WRITTEN INSTRUCTION>
Filter the entries that follow, copying every line in which the word "Burger" appears.

Stored data entries>

↓

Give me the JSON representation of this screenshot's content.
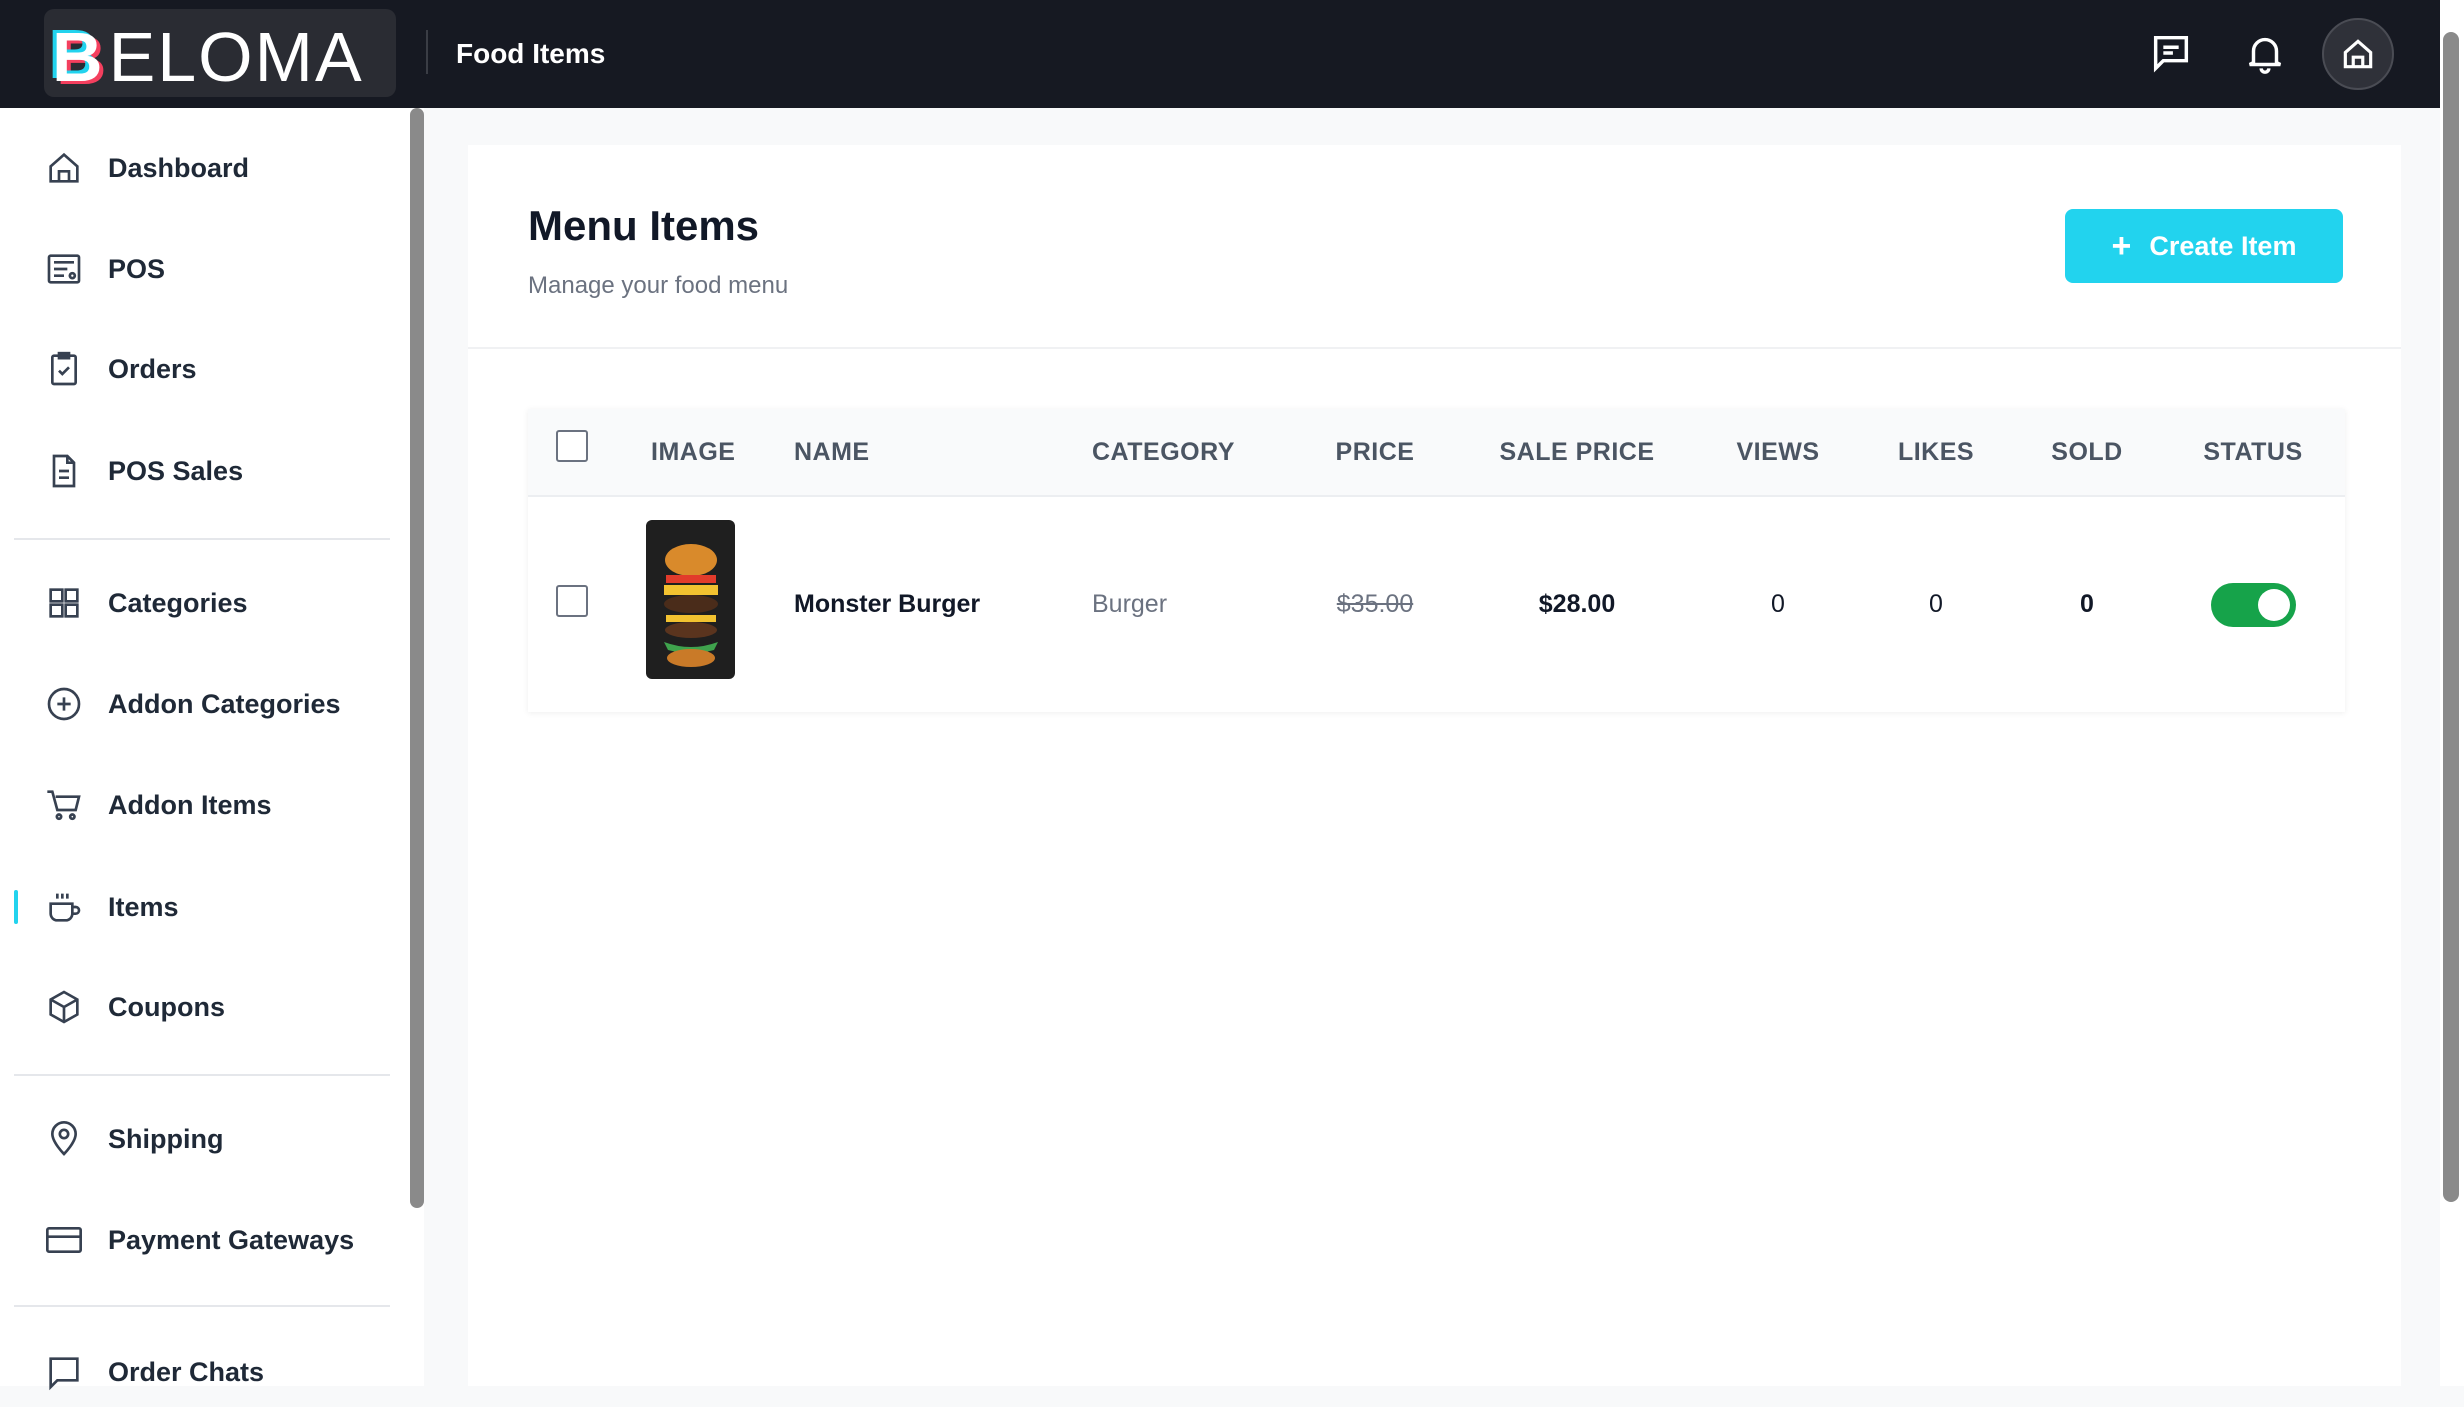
{
  "header": {
    "logo": "BELOMA",
    "page_title": "Food Items"
  },
  "sidebar": {
    "items": [
      {
        "label": "Dashboard",
        "icon": "home-icon"
      },
      {
        "label": "POS",
        "icon": "pos-icon"
      },
      {
        "label": "Orders",
        "icon": "clipboard-icon"
      },
      {
        "label": "POS Sales",
        "icon": "document-icon"
      },
      {
        "label": "Categories",
        "icon": "grid-icon"
      },
      {
        "label": "Addon Categories",
        "icon": "plus-circle-icon"
      },
      {
        "label": "Addon Items",
        "icon": "cart-icon"
      },
      {
        "label": "Items",
        "icon": "cup-icon",
        "active": true
      },
      {
        "label": "Coupons",
        "icon": "box-icon"
      },
      {
        "label": "Shipping",
        "icon": "map-pin-icon"
      },
      {
        "label": "Payment Gateways",
        "icon": "credit-card-icon"
      },
      {
        "label": "Order Chats",
        "icon": "chat-icon"
      }
    ]
  },
  "main": {
    "title": "Menu Items",
    "subtitle": "Manage your food menu",
    "create_label": "Create Item",
    "columns": [
      "IMAGE",
      "NAME",
      "CATEGORY",
      "PRICE",
      "SALE PRICE",
      "VIEWS",
      "LIKES",
      "SOLD",
      "STATUS"
    ],
    "rows": [
      {
        "name": "Monster Burger",
        "category": "Burger",
        "price": "$35.00",
        "sale_price": "$28.00",
        "views": "0",
        "likes": "0",
        "sold": "0",
        "status": true
      }
    ]
  },
  "colors": {
    "accent": "#22d3ee",
    "topbar": "#161922",
    "toggle_on": "#16a34a"
  }
}
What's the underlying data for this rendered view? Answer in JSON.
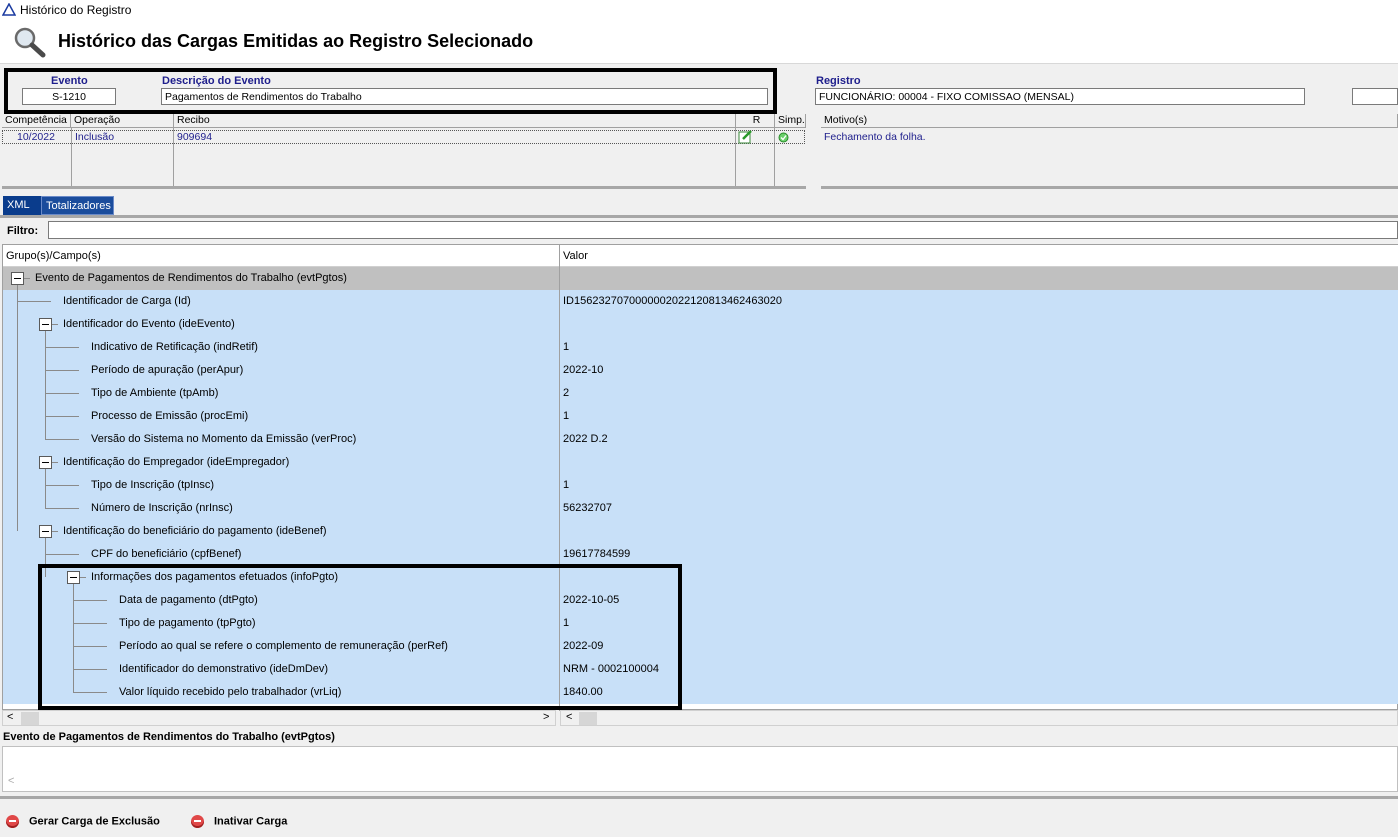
{
  "window": {
    "title": "Histórico do Registro"
  },
  "header": {
    "title": "Histórico das Cargas Emitidas ao Registro Selecionado"
  },
  "fields": {
    "evento_label": "Evento",
    "evento_value": "S-1210",
    "descricao_label": "Descrição do Evento",
    "descricao_value": "Pagamentos de Rendimentos do Trabalho",
    "registro_label": "Registro",
    "registro_value": "FUNCIONÁRIO: 00004 - FIXO COMISSAO (MENSAL)"
  },
  "grid": {
    "columns": [
      "Competência",
      "Operação",
      "Recibo",
      "R",
      "Simp."
    ],
    "rows": [
      {
        "competencia": "10/2022",
        "operacao": "Inclusão",
        "recibo": "909694"
      }
    ],
    "motivo_header": "Motivo(s)",
    "motivo_value": "Fechamento da folha."
  },
  "tabs": [
    "XML",
    "Totalizadores"
  ],
  "filter": {
    "label": "Filtro:",
    "value": ""
  },
  "tree": {
    "columns": [
      "Grupo(s)/Campo(s)",
      "Valor"
    ],
    "rows": [
      {
        "label": "Evento de Pagamentos de Rendimentos do Trabalho (evtPgtos)",
        "value": ""
      },
      {
        "label": "Identificador de Carga (Id)",
        "value": "ID1562327070000002022120813462463020"
      },
      {
        "label": "Identificador do Evento (ideEvento)",
        "value": ""
      },
      {
        "label": "Indicativo de Retificação (indRetif)",
        "value": "1"
      },
      {
        "label": "Período de apuração (perApur)",
        "value": "2022-10"
      },
      {
        "label": "Tipo de Ambiente (tpAmb)",
        "value": "2"
      },
      {
        "label": "Processo de Emissão (procEmi)",
        "value": "1"
      },
      {
        "label": "Versão do Sistema no Momento da Emissão (verProc)",
        "value": "2022 D.2"
      },
      {
        "label": "Identificação do Empregador (ideEmpregador)",
        "value": ""
      },
      {
        "label": "Tipo de Inscrição (tpInsc)",
        "value": "1"
      },
      {
        "label": "Número de Inscrição (nrInsc)",
        "value": "56232707"
      },
      {
        "label": "Identificação do beneficiário do pagamento (ideBenef)",
        "value": ""
      },
      {
        "label": "CPF do beneficiário (cpfBenef)",
        "value": "19617784599"
      },
      {
        "label": "Informações dos pagamentos efetuados (infoPgto)",
        "value": ""
      },
      {
        "label": "Data de pagamento (dtPgto)",
        "value": "2022-10-05"
      },
      {
        "label": "Tipo de pagamento (tpPgto)",
        "value": "1"
      },
      {
        "label": "Período ao qual se refere o complemento de remuneração (perRef)",
        "value": "2022-09"
      },
      {
        "label": "Identificador do demonstrativo (ideDmDev)",
        "value": "NRM - 0002100004"
      },
      {
        "label": "Valor líquido recebido pelo trabalhador (vrLiq)",
        "value": "1840.00"
      }
    ]
  },
  "footer": {
    "label": "Evento de Pagamentos de Rendimentos do Trabalho (evtPgtos)"
  },
  "buttons": {
    "gerar": "Gerar Carga de Exclusão",
    "inativar": "Inativar Carga"
  },
  "colors": {
    "row_blue": "#c8e0f8",
    "tab_blue": "#0a3c8c",
    "label_blue": "#1e1e8c"
  },
  "icons": [
    "warning-icon",
    "magnifier-icon",
    "edit-icon",
    "check-icon",
    "minus-circle-icon"
  ]
}
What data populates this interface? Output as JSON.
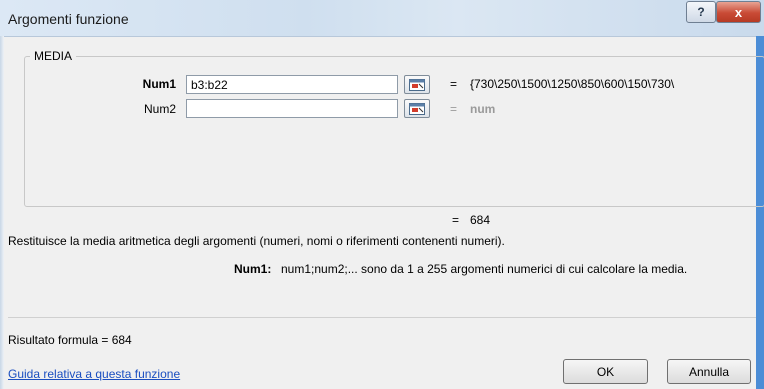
{
  "window": {
    "title": "Argomenti funzione",
    "help_symbol": "?",
    "close_symbol": "x"
  },
  "function_group": {
    "name": "MEDIA",
    "args": [
      {
        "label": "Num1",
        "value": "b3:b22",
        "result": "{730\\250\\1500\\1250\\850\\600\\150\\730\\"
      },
      {
        "label": "Num2",
        "value": "",
        "result": "num"
      }
    ],
    "equals": "="
  },
  "result_line": {
    "equals": "=",
    "value": "684"
  },
  "description": "Restituisce la media aritmetica degli argomenti (numeri, nomi o riferimenti contenenti numeri).",
  "arg_help": {
    "label": "Num1:",
    "text": "num1;num2;... sono da 1 a 255 argomenti numerici di cui calcolare la media."
  },
  "formula_result": "Risultato formula =   684",
  "help_link": "Guida relativa a questa funzione",
  "buttons": {
    "ok": "OK",
    "cancel": "Annulla"
  },
  "icons": {
    "collapse_dialog": "range-select-icon"
  }
}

↑

CORRECT RESULT>
        "name": "Monster Burger",
        "category": "Burger",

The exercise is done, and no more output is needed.